▶ _STATED PROBLEM_
In the entries, find all lines that hold the word "reports" and copy them.
■ ■ ■
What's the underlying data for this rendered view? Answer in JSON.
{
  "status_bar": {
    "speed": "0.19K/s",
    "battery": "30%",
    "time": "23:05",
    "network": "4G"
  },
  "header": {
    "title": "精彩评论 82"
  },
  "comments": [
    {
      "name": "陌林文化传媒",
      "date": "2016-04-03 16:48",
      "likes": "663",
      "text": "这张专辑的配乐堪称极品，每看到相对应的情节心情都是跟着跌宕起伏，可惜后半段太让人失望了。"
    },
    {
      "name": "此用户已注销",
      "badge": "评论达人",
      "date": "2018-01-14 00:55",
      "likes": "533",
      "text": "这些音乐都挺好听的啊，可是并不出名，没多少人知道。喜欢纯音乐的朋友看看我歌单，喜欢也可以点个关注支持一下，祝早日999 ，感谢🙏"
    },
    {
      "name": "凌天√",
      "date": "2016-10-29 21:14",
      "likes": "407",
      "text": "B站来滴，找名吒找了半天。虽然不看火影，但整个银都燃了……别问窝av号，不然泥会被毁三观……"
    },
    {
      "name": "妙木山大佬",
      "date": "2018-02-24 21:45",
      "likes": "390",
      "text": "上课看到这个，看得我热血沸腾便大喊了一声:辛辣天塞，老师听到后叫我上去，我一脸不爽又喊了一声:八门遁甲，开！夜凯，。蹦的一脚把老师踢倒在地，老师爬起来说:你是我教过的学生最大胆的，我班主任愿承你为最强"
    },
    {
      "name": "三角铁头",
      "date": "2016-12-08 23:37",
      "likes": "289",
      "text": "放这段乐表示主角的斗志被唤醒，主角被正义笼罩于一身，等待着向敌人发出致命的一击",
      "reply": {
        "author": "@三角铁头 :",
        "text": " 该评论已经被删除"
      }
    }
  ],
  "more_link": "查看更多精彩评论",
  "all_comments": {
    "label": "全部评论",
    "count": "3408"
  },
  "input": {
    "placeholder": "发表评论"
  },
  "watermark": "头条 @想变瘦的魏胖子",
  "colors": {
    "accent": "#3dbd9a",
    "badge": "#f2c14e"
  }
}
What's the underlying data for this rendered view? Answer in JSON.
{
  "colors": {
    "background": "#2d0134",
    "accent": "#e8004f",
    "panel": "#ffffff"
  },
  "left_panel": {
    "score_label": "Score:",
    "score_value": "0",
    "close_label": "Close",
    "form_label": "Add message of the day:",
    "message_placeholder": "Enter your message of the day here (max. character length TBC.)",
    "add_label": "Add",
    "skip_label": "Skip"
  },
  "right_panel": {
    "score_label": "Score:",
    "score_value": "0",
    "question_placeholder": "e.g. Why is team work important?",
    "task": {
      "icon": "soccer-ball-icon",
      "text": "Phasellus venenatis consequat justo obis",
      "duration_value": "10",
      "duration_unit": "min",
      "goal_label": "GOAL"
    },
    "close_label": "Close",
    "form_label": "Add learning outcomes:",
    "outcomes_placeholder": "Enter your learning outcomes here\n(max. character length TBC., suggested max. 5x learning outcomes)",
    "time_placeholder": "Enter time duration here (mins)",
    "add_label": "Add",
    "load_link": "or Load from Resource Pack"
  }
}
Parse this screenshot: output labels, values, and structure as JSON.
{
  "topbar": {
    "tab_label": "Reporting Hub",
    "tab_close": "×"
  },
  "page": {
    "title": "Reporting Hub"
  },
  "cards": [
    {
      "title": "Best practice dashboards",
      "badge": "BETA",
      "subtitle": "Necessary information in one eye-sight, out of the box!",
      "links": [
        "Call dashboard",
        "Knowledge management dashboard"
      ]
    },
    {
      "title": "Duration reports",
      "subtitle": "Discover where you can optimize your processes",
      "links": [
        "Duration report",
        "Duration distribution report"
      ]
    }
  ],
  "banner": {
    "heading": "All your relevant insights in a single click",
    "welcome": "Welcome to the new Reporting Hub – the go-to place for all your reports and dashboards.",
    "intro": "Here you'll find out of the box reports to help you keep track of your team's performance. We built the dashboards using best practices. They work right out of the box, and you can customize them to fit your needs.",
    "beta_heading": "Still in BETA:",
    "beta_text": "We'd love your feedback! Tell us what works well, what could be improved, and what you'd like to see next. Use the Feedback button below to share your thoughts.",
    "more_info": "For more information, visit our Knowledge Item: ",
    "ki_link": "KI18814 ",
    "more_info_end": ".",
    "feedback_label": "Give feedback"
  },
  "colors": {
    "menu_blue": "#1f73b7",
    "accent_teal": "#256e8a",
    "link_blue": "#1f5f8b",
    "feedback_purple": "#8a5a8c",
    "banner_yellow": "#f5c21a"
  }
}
■ ■ ■
▶ _EXERCISE ANSWER_
      "title": "Duration reports",
    "welcome": "Welcome to the new Reporting Hub – the go-to place for all your reports and dashboards.",
    "intro": "Here you'll find out of the box reports to help you keep track of your team's performance. We built the dashboards using best practices. They work right out of the box, and you can customize them to fit your needs.",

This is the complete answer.